◆ **WHAT YOU HAVE TO DO**:
In the records below, find each line containing the word "value" and copy it.

[Dataset records]
──────
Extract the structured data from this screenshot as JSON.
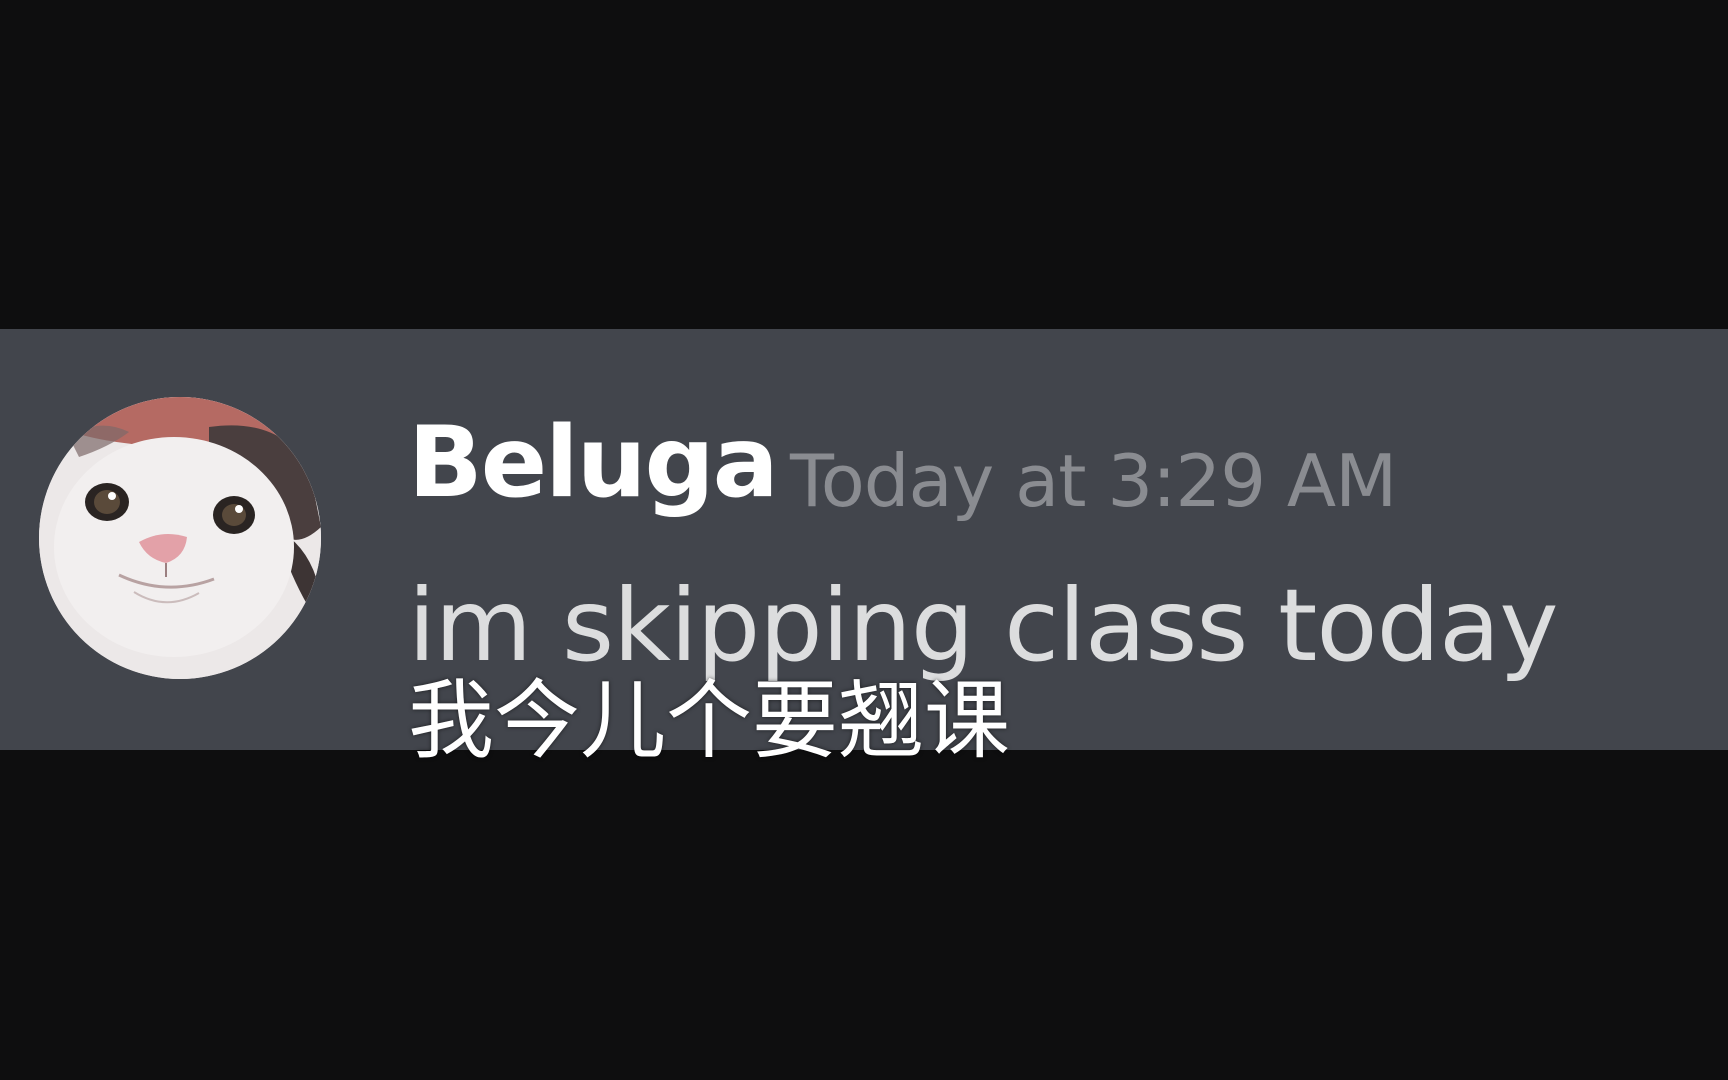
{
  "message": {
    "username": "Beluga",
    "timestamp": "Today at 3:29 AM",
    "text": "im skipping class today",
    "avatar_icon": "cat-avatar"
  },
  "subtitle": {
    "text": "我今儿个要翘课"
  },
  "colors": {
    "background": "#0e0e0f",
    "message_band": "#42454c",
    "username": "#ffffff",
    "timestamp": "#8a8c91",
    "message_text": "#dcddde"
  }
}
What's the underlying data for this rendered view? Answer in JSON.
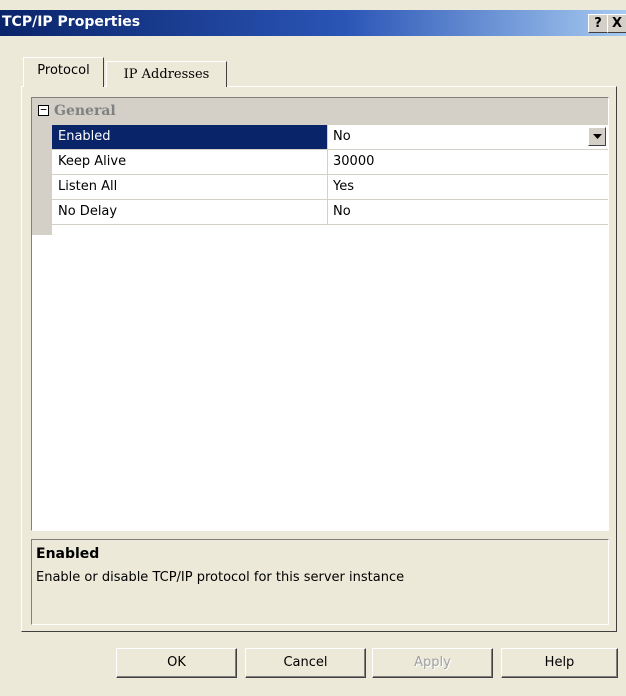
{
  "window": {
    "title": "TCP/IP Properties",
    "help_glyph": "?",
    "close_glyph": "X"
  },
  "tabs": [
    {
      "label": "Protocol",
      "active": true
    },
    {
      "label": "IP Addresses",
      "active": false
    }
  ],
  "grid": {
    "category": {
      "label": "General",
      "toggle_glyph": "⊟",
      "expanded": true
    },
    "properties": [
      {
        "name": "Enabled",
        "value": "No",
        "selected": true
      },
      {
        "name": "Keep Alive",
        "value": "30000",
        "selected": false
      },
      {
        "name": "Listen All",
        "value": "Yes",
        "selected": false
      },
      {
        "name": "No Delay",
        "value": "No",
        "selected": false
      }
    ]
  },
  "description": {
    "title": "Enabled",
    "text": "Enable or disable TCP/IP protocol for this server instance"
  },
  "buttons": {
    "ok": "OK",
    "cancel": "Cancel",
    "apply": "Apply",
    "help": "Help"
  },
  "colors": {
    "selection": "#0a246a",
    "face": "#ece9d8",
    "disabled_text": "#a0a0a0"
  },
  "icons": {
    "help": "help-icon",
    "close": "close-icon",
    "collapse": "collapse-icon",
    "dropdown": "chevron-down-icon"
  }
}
──────
◆ **TASK RESULT**:
        "value": "No",
        "value": "30000",
        "value": "Yes",
        "value": "No",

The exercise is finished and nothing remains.